**What to do**: Each record below must be returned exactly as shown.
--- Start ---
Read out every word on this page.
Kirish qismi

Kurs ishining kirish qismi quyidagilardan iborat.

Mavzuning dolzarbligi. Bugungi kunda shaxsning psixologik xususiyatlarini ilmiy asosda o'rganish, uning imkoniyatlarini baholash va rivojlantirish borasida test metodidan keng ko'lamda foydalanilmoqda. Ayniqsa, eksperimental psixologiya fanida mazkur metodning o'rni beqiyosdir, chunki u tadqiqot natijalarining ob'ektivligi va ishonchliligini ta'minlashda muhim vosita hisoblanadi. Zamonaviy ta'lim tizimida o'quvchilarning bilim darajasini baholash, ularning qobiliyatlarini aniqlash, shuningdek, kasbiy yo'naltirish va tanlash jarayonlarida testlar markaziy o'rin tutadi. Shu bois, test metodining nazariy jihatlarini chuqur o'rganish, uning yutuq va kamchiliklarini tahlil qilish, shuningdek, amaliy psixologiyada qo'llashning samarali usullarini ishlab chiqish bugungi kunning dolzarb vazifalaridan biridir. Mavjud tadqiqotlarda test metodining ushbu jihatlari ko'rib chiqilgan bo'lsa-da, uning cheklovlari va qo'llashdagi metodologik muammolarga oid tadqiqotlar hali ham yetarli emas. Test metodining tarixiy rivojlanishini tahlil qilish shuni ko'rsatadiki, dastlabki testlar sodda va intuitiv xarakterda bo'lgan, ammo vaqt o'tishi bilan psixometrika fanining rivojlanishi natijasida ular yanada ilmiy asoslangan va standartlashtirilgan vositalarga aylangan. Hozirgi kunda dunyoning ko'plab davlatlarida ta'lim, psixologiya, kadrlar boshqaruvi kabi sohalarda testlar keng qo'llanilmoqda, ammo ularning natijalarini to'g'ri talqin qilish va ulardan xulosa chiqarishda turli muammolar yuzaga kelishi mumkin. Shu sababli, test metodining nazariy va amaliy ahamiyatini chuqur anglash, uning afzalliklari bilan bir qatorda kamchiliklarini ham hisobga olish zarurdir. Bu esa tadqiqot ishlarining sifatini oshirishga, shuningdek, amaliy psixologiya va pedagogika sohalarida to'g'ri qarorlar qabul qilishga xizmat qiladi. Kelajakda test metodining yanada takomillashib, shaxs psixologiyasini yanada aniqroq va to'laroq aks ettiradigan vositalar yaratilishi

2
--- End ---
**Task solution**:
Read out every word on this page.
Kirish qismi

Kurs ishining kirish qismi quyidagilardan iborat.

Mavzuning dolzarbligi. Bugungi kunda shaxsning psixologik xususiyatlarini ilmiy asosda o'rganish, uning imkoniyatlarini baholash va rivojlantirish borasida test metodidan keng ko'lamda foydalanilmoqda. Ayniqsa, eksperimental psixologiya fanida mazkur metodning o'rni beqiyosdir, chunki u tadqiqot natijalarining ob'ektivligi va ishonchliligini ta'minlashda muhim vosita hisoblanadi. Zamonaviy ta'lim tizimida o'quvchilarning bilim darajasini baholash, ularning qobiliyatlarini aniqlash, shuningdek, kasbiy yo'naltirish va tanlash jarayonlarida testlar markaziy o'rin tutadi. Shu bois, test metodining nazariy jihatlarini chuqur o'rganish, uning yutuq va kamchiliklarini tahlil qilish, shuningdek, amaliy psixologiyada qo'llashning samarali usullarini ishlab chiqish bugungi kunning dolzarb vazifalaridan biridir. Mavjud tadqiqotlarda test metodining ushbu jihatlari ko'rib chiqilgan bo'lsa-da, uning cheklovlari va qo'llashdagi metodologik muammolarga oid tadqiqotlar hali ham yetarli emas. Test metodining tarixiy rivojlanishini tahlil qilish shuni ko'rsatadiki, dastlabki testlar sodda va intuitiv xarakterda bo'lgan, ammo vaqt o'tishi bilan psixometrika fanining rivojlanishi natijasida ular yanada ilmiy asoslangan va standartlashtirilgan vositalarga aylangan. Hozirgi kunda dunyoning ko'plab davlatlarida ta'lim, psixologiya, kadrlar boshqaruvi kabi sohalarda testlar keng qo'llanilmoqda, ammo ularning natijalarini to'g'ri talqin qilish va ulardan xulosa chiqarishda turli muammolar yuzaga kelishi mumkin. Shu sababli, test metodining nazariy va amaliy ahamiyatini chuqur anglash, uning afzalliklari bilan bir qatorda kamchiliklarini ham hisobga olish zarurdir. Bu esa tadqiqot ishlarining sifatini oshirishga, shuningdek, amaliy psixologiya va pedagogika sohalarida to'g'ri qarorlar qabul qilishga xizmat qiladi. Kelajakda test metodining yanada takomillashib, shaxs psixologiyasini yanada aniqroq va to'laroq aks ettiradigan vositalar yaratilishi

2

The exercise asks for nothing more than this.